To be done — Only the pictures are to be left out; set down the rest of the records exactly.
** start Records shown **
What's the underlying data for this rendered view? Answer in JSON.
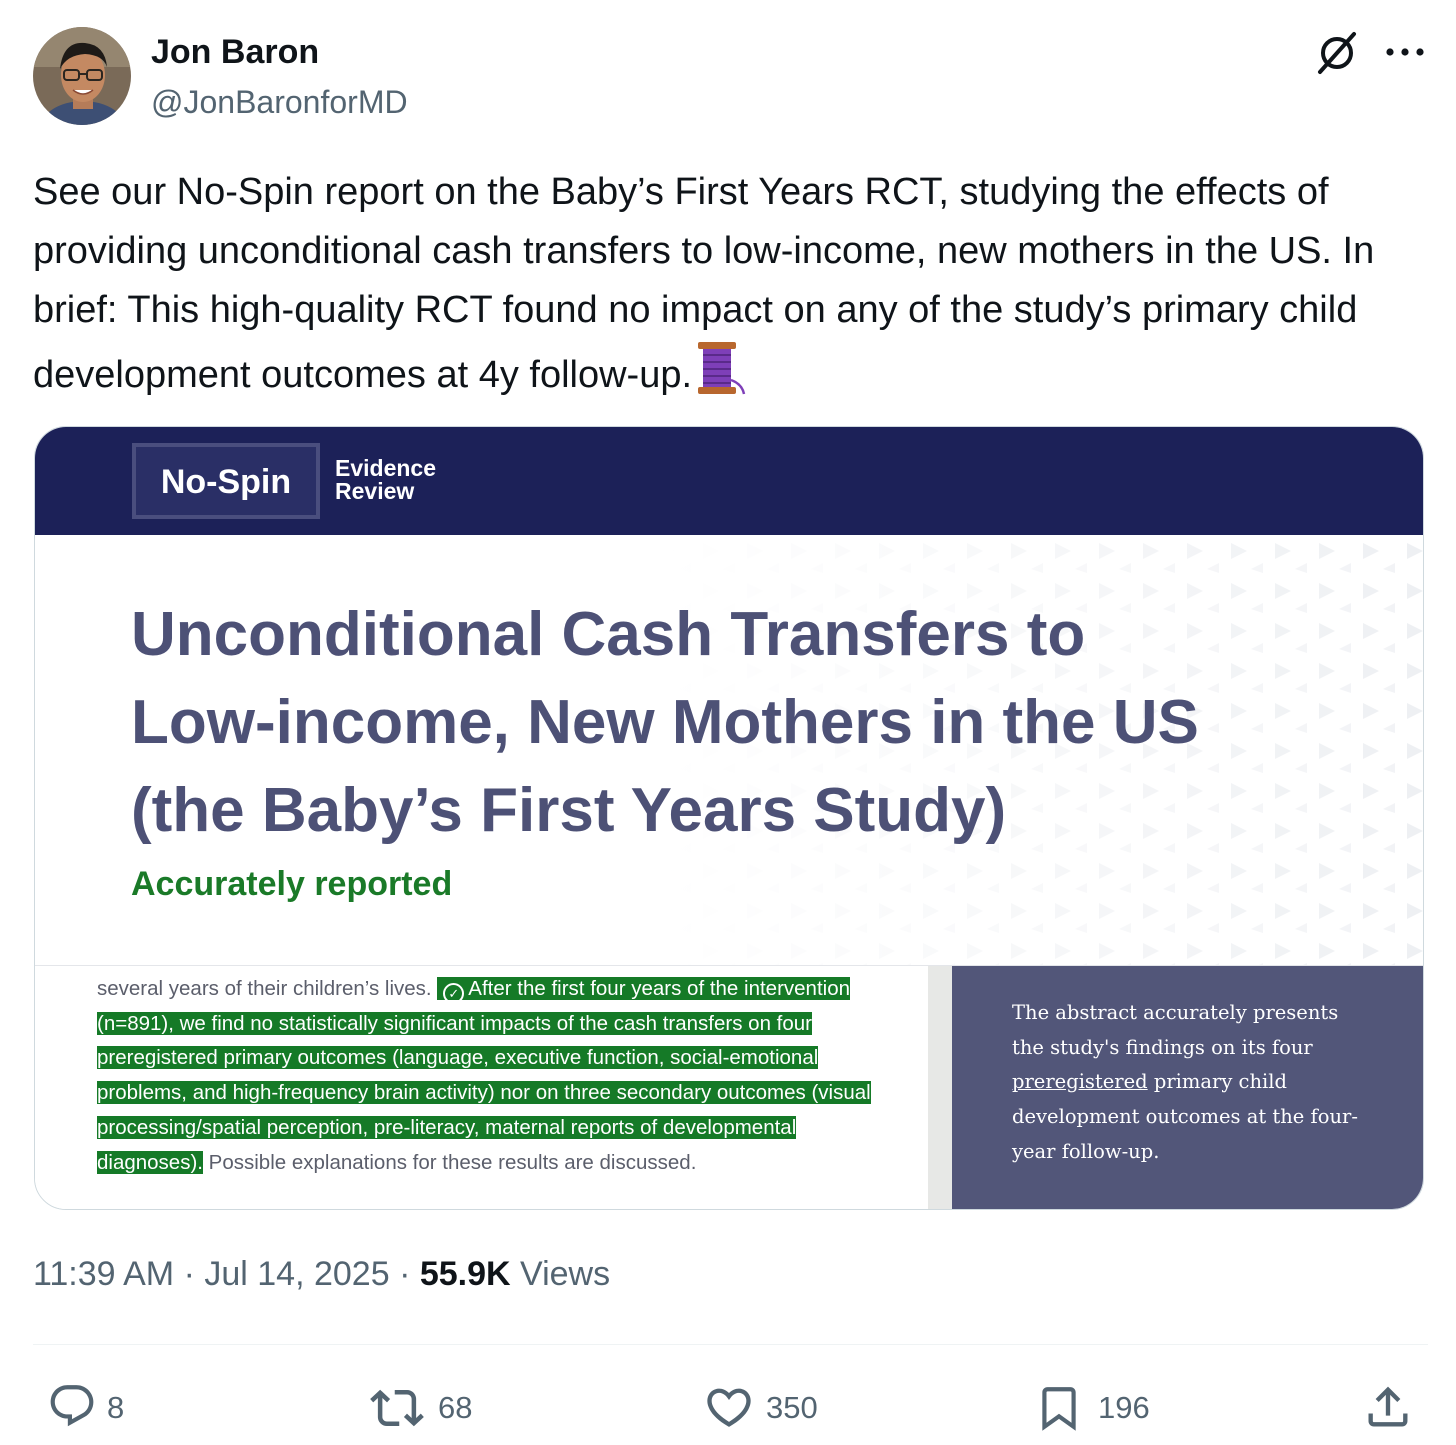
{
  "author": {
    "name": "Jon Baron",
    "handle": "@JonBaronforMD"
  },
  "tweet": {
    "text": "See our No-Spin report on the Baby’s First Years RCT, studying the effects of providing unconditional cash transfers to low-income, new mothers in the US. In brief: This high-quality RCT found no impact on any of the study’s primary child development outcomes at 4y follow-up."
  },
  "card": {
    "brand": "No-Spin",
    "brand_sub_1": "Evidence",
    "brand_sub_2": "Review",
    "title_line_1": "Unconditional Cash Transfers to",
    "title_line_2": "Low-income, New Mothers in the US",
    "title_line_3": "(the Baby’s First Years Study)",
    "status": "Accurately reported",
    "excerpt_before": "several years of their children’s lives. ",
    "excerpt_highlight": "After the first four years of the intervention (n=891), we find no statistically significant impacts of the cash transfers on four preregistered primary outcomes (language, executive function, social-emotional problems, and high-frequency brain activity) nor on three secondary outcomes (visual processing/spatial perception, pre-literacy, maternal reports of developmental diagnoses).",
    "excerpt_after": " Possible explanations for these results are discussed.",
    "verdict_before": "The abstract accurately presents the study's findings on its four ",
    "verdict_underlined": "preregistered",
    "verdict_after": " primary child development outcomes at the four-year follow-up.",
    "colors": {
      "banner": "#1c2158",
      "title": "#4d5176",
      "status": "#1a7a28",
      "highlight": "#157a27",
      "verdict_panel": "#525679"
    }
  },
  "meta": {
    "time": "11:39 AM",
    "dot1": " · ",
    "date": "Jul 14, 2025",
    "dot2": " · ",
    "views_count": "55.9K",
    "views_label": " Views"
  },
  "actions": {
    "replies": "8",
    "reposts": "68",
    "likes": "350",
    "bookmarks": "196"
  },
  "icons": {
    "emoji": "spool-of-thread",
    "grok": "grok-icon",
    "more": "more-icon",
    "reply": "reply-icon",
    "repost": "repost-icon",
    "like": "heart-icon",
    "bookmark": "bookmark-icon",
    "share": "share-icon"
  }
}
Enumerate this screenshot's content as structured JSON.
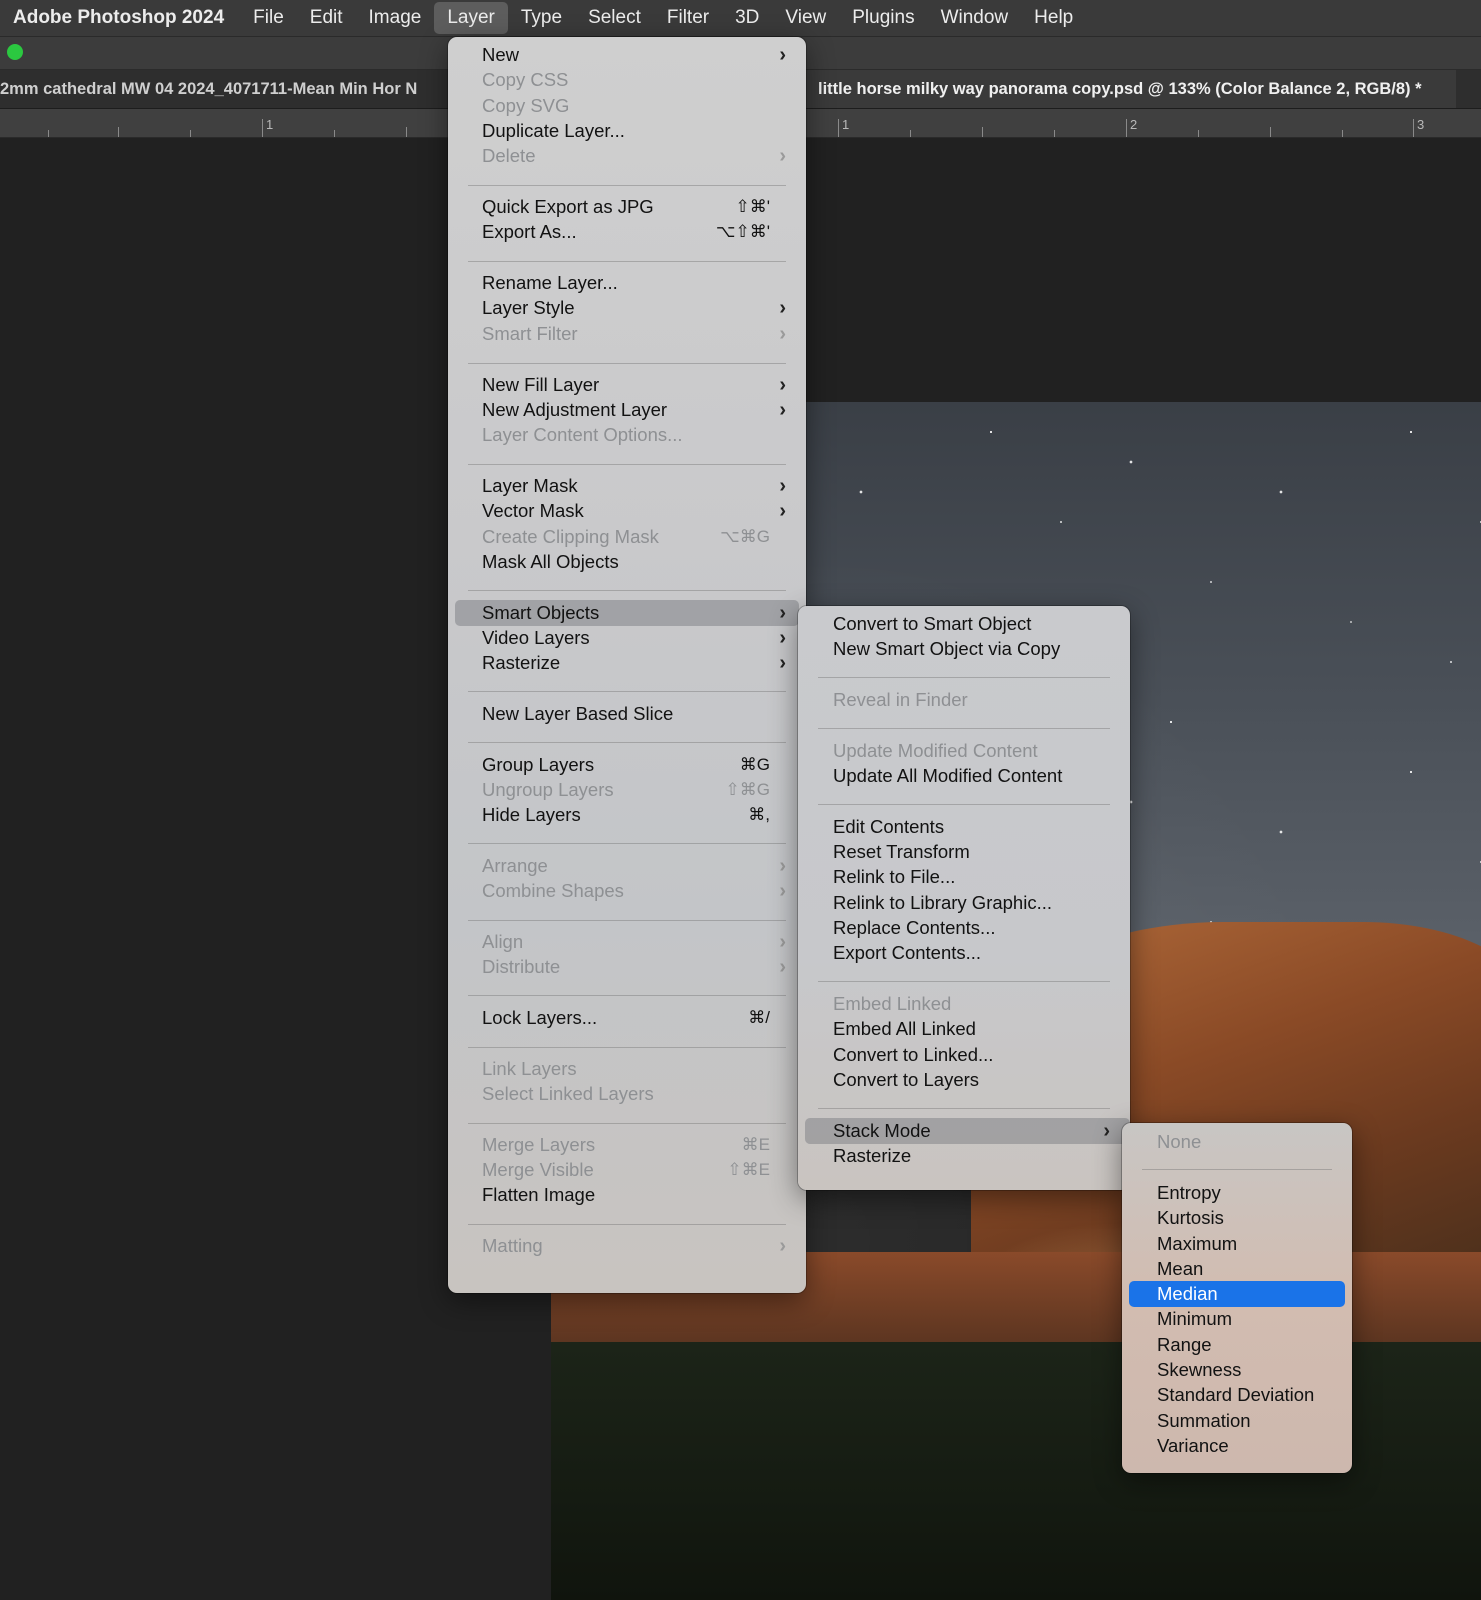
{
  "menubar": {
    "app_name": "Adobe Photoshop 2024",
    "items": [
      "File",
      "Edit",
      "Image",
      "Layer",
      "Type",
      "Select",
      "Filter",
      "3D",
      "View",
      "Plugins",
      "Window",
      "Help"
    ]
  },
  "tabs": {
    "inactive": "2mm cathedral MW 04 2024_4071711-Mean Min Hor N",
    "active": "little horse milky way panorama copy.psd @ 133% (Color Balance 2, RGB/8) *"
  },
  "ruler": {
    "marks": [
      "1",
      "1",
      "2",
      "3"
    ]
  },
  "layer_menu": {
    "items": [
      {
        "label": "New",
        "arrow": true
      },
      {
        "label": "Copy CSS",
        "disabled": true
      },
      {
        "label": "Copy SVG",
        "disabled": true
      },
      {
        "label": "Duplicate Layer..."
      },
      {
        "label": "Delete",
        "disabled": true,
        "arrow": true
      },
      {
        "label": "Quick Export as JPG",
        "shortcut": "⇧⌘'"
      },
      {
        "label": "Export As...",
        "shortcut": "⌥⇧⌘'"
      },
      {
        "label": "Rename Layer..."
      },
      {
        "label": "Layer Style",
        "arrow": true
      },
      {
        "label": "Smart Filter",
        "disabled": true,
        "arrow": true
      },
      {
        "label": "New Fill Layer",
        "arrow": true
      },
      {
        "label": "New Adjustment Layer",
        "arrow": true
      },
      {
        "label": "Layer Content Options...",
        "disabled": true
      },
      {
        "label": "Layer Mask",
        "arrow": true
      },
      {
        "label": "Vector Mask",
        "arrow": true
      },
      {
        "label": "Create Clipping Mask",
        "disabled": true,
        "shortcut": "⌥⌘G"
      },
      {
        "label": "Mask All Objects"
      },
      {
        "label": "Smart Objects",
        "arrow": true,
        "highlight": true
      },
      {
        "label": "Video Layers",
        "arrow": true
      },
      {
        "label": "Rasterize",
        "arrow": true
      },
      {
        "label": "New Layer Based Slice"
      },
      {
        "label": "Group Layers",
        "shortcut": "⌘G"
      },
      {
        "label": "Ungroup Layers",
        "disabled": true,
        "shortcut": "⇧⌘G"
      },
      {
        "label": "Hide Layers",
        "shortcut": "⌘,"
      },
      {
        "label": "Arrange",
        "disabled": true,
        "arrow": true
      },
      {
        "label": "Combine Shapes",
        "disabled": true,
        "arrow": true
      },
      {
        "label": "Align",
        "disabled": true,
        "arrow": true
      },
      {
        "label": "Distribute",
        "disabled": true,
        "arrow": true
      },
      {
        "label": "Lock Layers...",
        "shortcut": "⌘/"
      },
      {
        "label": "Link Layers",
        "disabled": true
      },
      {
        "label": "Select Linked Layers",
        "disabled": true
      },
      {
        "label": "Merge Layers",
        "disabled": true,
        "shortcut": "⌘E"
      },
      {
        "label": "Merge Visible",
        "disabled": true,
        "shortcut": "⇧⌘E"
      },
      {
        "label": "Flatten Image"
      },
      {
        "label": "Matting",
        "disabled": true,
        "arrow": true
      }
    ]
  },
  "smart_objects_menu": {
    "items": [
      {
        "label": "Convert to Smart Object"
      },
      {
        "label": "New Smart Object via Copy"
      },
      {
        "label": "Reveal in Finder",
        "disabled": true
      },
      {
        "label": "Update Modified Content",
        "disabled": true
      },
      {
        "label": "Update All Modified Content"
      },
      {
        "label": "Edit Contents"
      },
      {
        "label": "Reset Transform"
      },
      {
        "label": "Relink to File..."
      },
      {
        "label": "Relink to Library Graphic..."
      },
      {
        "label": "Replace Contents..."
      },
      {
        "label": "Export Contents..."
      },
      {
        "label": "Embed Linked",
        "disabled": true
      },
      {
        "label": "Embed All Linked"
      },
      {
        "label": "Convert to Linked..."
      },
      {
        "label": "Convert to Layers"
      },
      {
        "label": "Stack Mode",
        "arrow": true,
        "highlight": true
      },
      {
        "label": "Rasterize"
      }
    ]
  },
  "stack_mode_menu": {
    "items": [
      {
        "label": "None",
        "disabled": true
      },
      {
        "label": "Entropy"
      },
      {
        "label": "Kurtosis"
      },
      {
        "label": "Maximum"
      },
      {
        "label": "Mean"
      },
      {
        "label": "Median",
        "selected": true
      },
      {
        "label": "Minimum"
      },
      {
        "label": "Range"
      },
      {
        "label": "Skewness"
      },
      {
        "label": "Standard Deviation"
      },
      {
        "label": "Summation"
      },
      {
        "label": "Variance"
      }
    ]
  },
  "colors": {
    "selected": "#1a73e8",
    "status_dot": "#2bc840"
  }
}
** end Records shown **
Exercise response —
What's the underlying data for this rendered view? Answer in JSON.
{
  "author": {
    "name": "Jon Baron",
    "handle": "@JonBaronforMD"
  },
  "tweet": {
    "text": "See our No-Spin report on the Baby’s First Years RCT, studying the effects of providing unconditional cash transfers to low-income, new mothers in the US. In brief: This high-quality RCT found no impact on any of the study’s primary child development outcomes at 4y follow-up."
  },
  "card": {
    "brand": "No-Spin",
    "brand_sub_1": "Evidence",
    "brand_sub_2": "Review",
    "title_line_1": "Unconditional Cash Transfers to",
    "title_line_2": "Low-income, New Mothers in the US",
    "title_line_3": "(the Baby’s First Years Study)",
    "status": "Accurately reported",
    "excerpt_before": "several years of their children’s lives. ",
    "excerpt_highlight": "After the first four years of the intervention (n=891), we find no statistically significant impacts of the cash transfers on four preregistered primary outcomes (language, executive function, social-emotional problems, and high-frequency brain activity) nor on three secondary outcomes (visual processing/spatial perception, pre-literacy, maternal reports of developmental diagnoses).",
    "excerpt_after": " Possible explanations for these results are discussed.",
    "verdict_before": "The abstract accurately presents the study's findings on its four ",
    "verdict_underlined": "preregistered",
    "verdict_after": " primary child development outcomes at the four-year follow-up.",
    "colors": {
      "banner": "#1c2158",
      "title": "#4d5176",
      "status": "#1a7a28",
      "highlight": "#157a27",
      "verdict_panel": "#525679"
    }
  },
  "meta": {
    "time": "11:39 AM",
    "dot1": " · ",
    "date": "Jul 14, 2025",
    "dot2": " · ",
    "views_count": "55.9K",
    "views_label": " Views"
  },
  "actions": {
    "replies": "8",
    "reposts": "68",
    "likes": "350",
    "bookmarks": "196"
  },
  "icons": {
    "emoji": "spool-of-thread",
    "grok": "grok-icon",
    "more": "more-icon",
    "reply": "reply-icon",
    "repost": "repost-icon",
    "like": "heart-icon",
    "bookmark": "bookmark-icon",
    "share": "share-icon"
  }
}
Enumerate this screenshot's content as structured JSON.
{
  "menubar": {
    "app_name": "Adobe Photoshop 2024",
    "items": [
      "File",
      "Edit",
      "Image",
      "Layer",
      "Type",
      "Select",
      "Filter",
      "3D",
      "View",
      "Plugins",
      "Window",
      "Help"
    ]
  },
  "tabs": {
    "inactive": "2mm cathedral MW 04 2024_4071711-Mean Min Hor N",
    "active": "little horse milky way panorama copy.psd @ 133% (Color Balance 2, RGB/8) *"
  },
  "ruler": {
    "marks": [
      "1",
      "1",
      "2",
      "3"
    ]
  },
  "layer_menu": {
    "items": [
      {
        "label": "New",
        "arrow": true
      },
      {
        "label": "Copy CSS",
        "disabled": true
      },
      {
        "label": "Copy SVG",
        "disabled": true
      },
      {
        "label": "Duplicate Layer..."
      },
      {
        "label": "Delete",
        "disabled": true,
        "arrow": true
      },
      {
        "label": "Quick Export as JPG",
        "shortcut": "⇧⌘'"
      },
      {
        "label": "Export As...",
        "shortcut": "⌥⇧⌘'"
      },
      {
        "label": "Rename Layer..."
      },
      {
        "label": "Layer Style",
        "arrow": true
      },
      {
        "label": "Smart Filter",
        "disabled": true,
        "arrow": true
      },
      {
        "label": "New Fill Layer",
        "arrow": true
      },
      {
        "label": "New Adjustment Layer",
        "arrow": true
      },
      {
        "label": "Layer Content Options...",
        "disabled": true
      },
      {
        "label": "Layer Mask",
        "arrow": true
      },
      {
        "label": "Vector Mask",
        "arrow": true
      },
      {
        "label": "Create Clipping Mask",
        "disabled": true,
        "shortcut": "⌥⌘G"
      },
      {
        "label": "Mask All Objects"
      },
      {
        "label": "Smart Objects",
        "arrow": true,
        "highlight": true
      },
      {
        "label": "Video Layers",
        "arrow": true
      },
      {
        "label": "Rasterize",
        "arrow": true
      },
      {
        "label": "New Layer Based Slice"
      },
      {
        "label": "Group Layers",
        "shortcut": "⌘G"
      },
      {
        "label": "Ungroup Layers",
        "disabled": true,
        "shortcut": "⇧⌘G"
      },
      {
        "label": "Hide Layers",
        "shortcut": "⌘,"
      },
      {
        "label": "Arrange",
        "disabled": true,
        "arrow": true
      },
      {
        "label": "Combine Shapes",
        "disabled": true,
        "arrow": true
      },
      {
        "label": "Align",
        "disabled": true,
        "arrow": true
      },
      {
        "label": "Distribute",
        "disabled": true,
        "arrow": true
      },
      {
        "label": "Lock Layers...",
        "shortcut": "⌘/"
      },
      {
        "label": "Link Layers",
        "disabled": true
      },
      {
        "label": "Select Linked Layers",
        "disabled": true
      },
      {
        "label": "Merge Layers",
        "disabled": true,
        "shortcut": "⌘E"
      },
      {
        "label": "Merge Visible",
        "disabled": true,
        "shortcut": "⇧⌘E"
      },
      {
        "label": "Flatten Image"
      },
      {
        "label": "Matting",
        "disabled": true,
        "arrow": true
      }
    ]
  },
  "smart_objects_menu": {
    "items": [
      {
        "label": "Convert to Smart Object"
      },
      {
        "label": "New Smart Object via Copy"
      },
      {
        "label": "Reveal in Finder",
        "disabled": true
      },
      {
        "label": "Update Modified Content",
        "disabled": true
      },
      {
        "label": "Update All Modified Content"
      },
      {
        "label": "Edit Contents"
      },
      {
        "label": "Reset Transform"
      },
      {
        "label": "Relink to File..."
      },
      {
        "label": "Relink to Library Graphic..."
      },
      {
        "label": "Replace Contents..."
      },
      {
        "label": "Export Contents..."
      },
      {
        "label": "Embed Linked",
        "disabled": true
      },
      {
        "label": "Embed All Linked"
      },
      {
        "label": "Convert to Linked..."
      },
      {
        "label": "Convert to Layers"
      },
      {
        "label": "Stack Mode",
        "arrow": true,
        "highlight": true
      },
      {
        "label": "Rasterize"
      }
    ]
  },
  "stack_mode_menu": {
    "items": [
      {
        "label": "None",
        "disabled": true
      },
      {
        "label": "Entropy"
      },
      {
        "label": "Kurtosis"
      },
      {
        "label": "Maximum"
      },
      {
        "label": "Mean"
      },
      {
        "label": "Median",
        "selected": true
      },
      {
        "label": "Minimum"
      },
      {
        "label": "Range"
      },
      {
        "label": "Skewness"
      },
      {
        "label": "Standard Deviation"
      },
      {
        "label": "Summation"
      },
      {
        "label": "Variance"
      }
    ]
  },
  "colors": {
    "selected": "#1a73e8",
    "status_dot": "#2bc840"
  }
}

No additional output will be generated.